Collection entries

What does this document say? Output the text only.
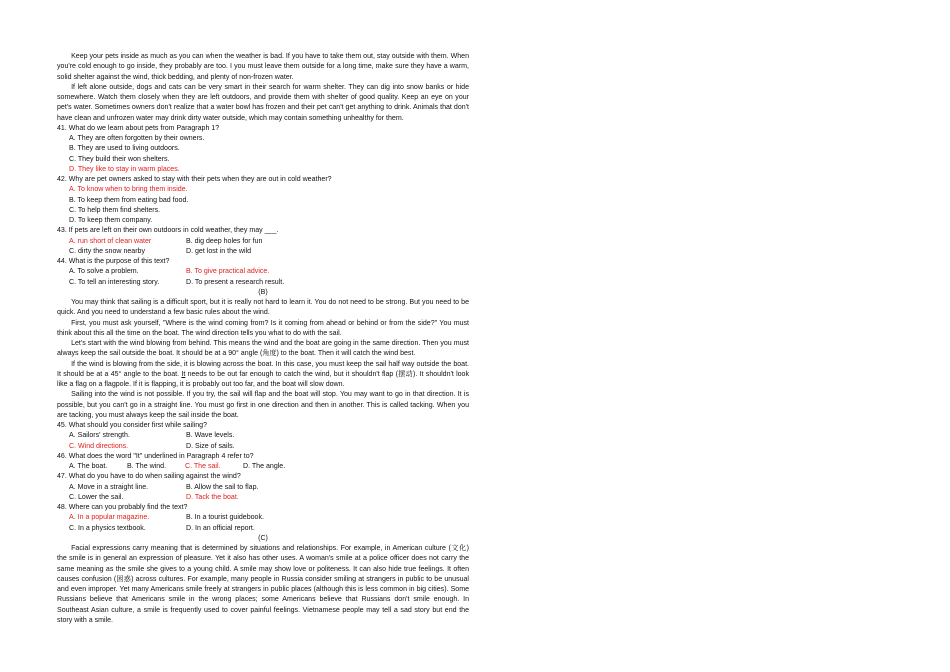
Keep your pets inside as much as you can when the weather is bad. If you have to take them out, stay outside with them. When you're cold enough to go inside, they probably are too. I you must leave them outside for a long time, make sure they have a warm, solid shelter against the wind, thick bedding, and plenty of non-frozen water.

If left alone outside, dogs and cats can be very smart in their search for warm shelter. They can dig into snow banks or hide somewhere. Watch them closely when they are left outdoors, and provide them with shelter of good quality. Keep an eye on your pet's water. Sometimes owners don't realize that a water bowl has frozen and their pet can't get anything to drink. Animals that don't have clean and unfrozen water may drink dirty water outside, which may contain something unhealthy for them.

41. What do we learn about pets from Paragraph 1?

A. They are often forgotten by their owners.

B. They are used to living outdoors.

C. They build their won shelters.

D. They like to stay in warm places.

42. Why are pet owners asked to stay with their pets when they are out in cold weather?

A. To know when to bring them inside.

B. To keep them from eating bad food.

C. To help them find shelters.

D. To keep them company.

43. If pets are left on their own outdoors in cold weather, they may ___.

A. run short of clean water	B. dig deep holes for fun
C. dirty the snow nearby	D. get lost in the wild

44. What is the purpose of this text?

A. To solve a problem.	B. To give practical advice.
C. To tell an interesting story.	D. To present a research result.

(B)

You may think that sailing is a difficult sport, but it is really not hard to learn it. You do not need to be strong. But you need to be quick. And you need to understand a few basic rules about the wind.

First, you must ask yourself, "Where is the wind coming from? Is it coming from ahead or behind or from the side?" You must think about this all the time on the boat. The wind direction tells you what to do with the sail.

Let's start with the wind blowing from behind. This means the wind and the boat are going in the same direction. Then you must always keep the sail outside the boat. It should be at a 90° angle (角度) to the boat. Then it will catch the wind best.

If the wind is blowing from the side, it is blowing across the boat. In this case, you must keep the sail half way outside the boat. It should be at a 45° angle to the boat. It needs to be out far enough to catch the wind, but it shouldn't flap (摆动). It shouldn't look like a flag on a flagpole. If it is flapping, it is probably out too far, and the boat will slow down.

Sailing into the wind is not possible. If you try, the sail will flap and the boat will stop. You may want to go in that direction. It is possible, but you can't go in a straight line. You must go first in one direction and then in another. This is called tacking. When you are tacking, you must always keep the sail inside the boat.

45. What should you consider first while sailing?

A. Sailors' strength.	B. Wave levels.
C. Wind directions.	D. Size of sails.

46. What does the word "It" underlined in Paragraph 4 refer to?

A. The boat.	B. The wind.	C. The sail.	D. The angle.

47. What do you have to do when sailing against the wind?

A. Move in a straight line.	B. Allow the sail to flap.
C. Lower the sail.	D. Tack the boat.

48. Where can you probably find the text?

A. In a popular magazine.	B. In a tourist guidebook.
C. In a physics textbook.	D. In an official report.

(C)

Facial expressions carry meaning that is determined by situations and relationships. For example, in American culture (文化) the smile is in general an expression of pleasure. Yet it also has other uses. A woman's smile at a police officer does not carry the same meaning as the smile she gives to a young child. A smile may show love or politeness. It can also hide true feelings. It often causes confusion (困惑) across cultures. For example, many people in Russia consider smiling at strangers in public to be unusual and even improper. Yet many Americans smile freely at strangers in public places (although this is less common in big cities). Some Russians believe that Americans smile in the wrong places; some Americans believe that Russians don't smile enough. In Southeast Asian culture, a smile is frequently used to cover painful feelings. Vietnamese people may tell a sad story but end the story with a smile.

[Your objective] Write the records out again in full, exactly, and skip every picture.

[Solution]
What does this document say? Output the text only.
Keep your pets inside as much as you can when the weather is bad. If you have to take them out, stay outside with them. When you're cold enough to go inside, they probably are too. I you must leave them outside for a long time, make sure they have a warm, solid shelter against the wind, thick bedding, and plenty of non-frozen water.

If left alone outside, dogs and cats can be very smart in their search for warm shelter. They can dig into snow banks or hide somewhere. Watch them closely when they are left outdoors, and provide them with shelter of good quality. Keep an eye on your pet's water. Sometimes owners don't realize that a water bowl has frozen and their pet can't get anything to drink. Animals that don't have clean and unfrozen water may drink dirty water outside, which may contain something unhealthy for them.

41. What do we learn about pets from Paragraph 1?

A. They are often forgotten by their owners.

B. They are used to living outdoors.

C. They build their won shelters.

D. They like to stay in warm places.

42. Why are pet owners asked to stay with their pets when they are out in cold weather?

A. To know when to bring them inside.

B. To keep them from eating bad food.

C. To help them find shelters.

D. To keep them company.

43. If pets are left on their own outdoors in cold weather, they may ___.

A. run short of clean water	B. dig deep holes for fun
C. dirty the snow nearby	D. get lost in the wild

44. What is the purpose of this text?

A. To solve a problem.	B. To give practical advice.
C. To tell an interesting story.	D. To present a research result.

(B)

You may think that sailing is a difficult sport, but it is really not hard to learn it. You do not need to be strong. But you need to be quick. And you need to understand a few basic rules about the wind.

First, you must ask yourself, "Where is the wind coming from? Is it coming from ahead or behind or from the side?" You must think about this all the time on the boat. The wind direction tells you what to do with the sail.

Let's start with the wind blowing from behind. This means the wind and the boat are going in the same direction. Then you must always keep the sail outside the boat. It should be at a 90° angle (角度) to the boat. Then it will catch the wind best.

If the wind is blowing from the side, it is blowing across the boat. In this case, you must keep the sail half way outside the boat. It should be at a 45° angle to the boat. It needs to be out far enough to catch the wind, but it shouldn't flap (摆动). It shouldn't look like a flag on a flagpole. If it is flapping, it is probably out too far, and the boat will slow down.

Sailing into the wind is not possible. If you try, the sail will flap and the boat will stop. You may want to go in that direction. It is possible, but you can't go in a straight line. You must go first in one direction and then in another. This is called tacking. When you are tacking, you must always keep the sail inside the boat.

45. What should you consider first while sailing?

A. Sailors' strength.	B. Wave levels.
C. Wind directions.	D. Size of sails.

46. What does the word "It" underlined in Paragraph 4 refer to?

A. The boat.	B. The wind.	C. The sail.	D. The angle.

47. What do you have to do when sailing against the wind?

A. Move in a straight line.	B. Allow the sail to flap.
C. Lower the sail.	D. Tack the boat.

48. Where can you probably find the text?

A. In a popular magazine.	B. In a tourist guidebook.
C. In a physics textbook.	D. In an official report.

(C)

Facial expressions carry meaning that is determined by situations and relationships. For example, in American culture (文化) the smile is in general an expression of pleasure. Yet it also has other uses. A woman's smile at a police officer does not carry the same meaning as the smile she gives to a young child. A smile may show love or politeness. It can also hide true feelings. It often causes confusion (困惑) across cultures. For example, many people in Russia consider smiling at strangers in public to be unusual and even improper. Yet many Americans smile freely at strangers in public places (although this is less common in big cities). Some Russians believe that Americans smile in the wrong places; some Americans believe that Russians don't smile enough. In Southeast Asian culture, a smile is frequently used to cover painful feelings. Vietnamese people may tell a sad story but end the story with a smile.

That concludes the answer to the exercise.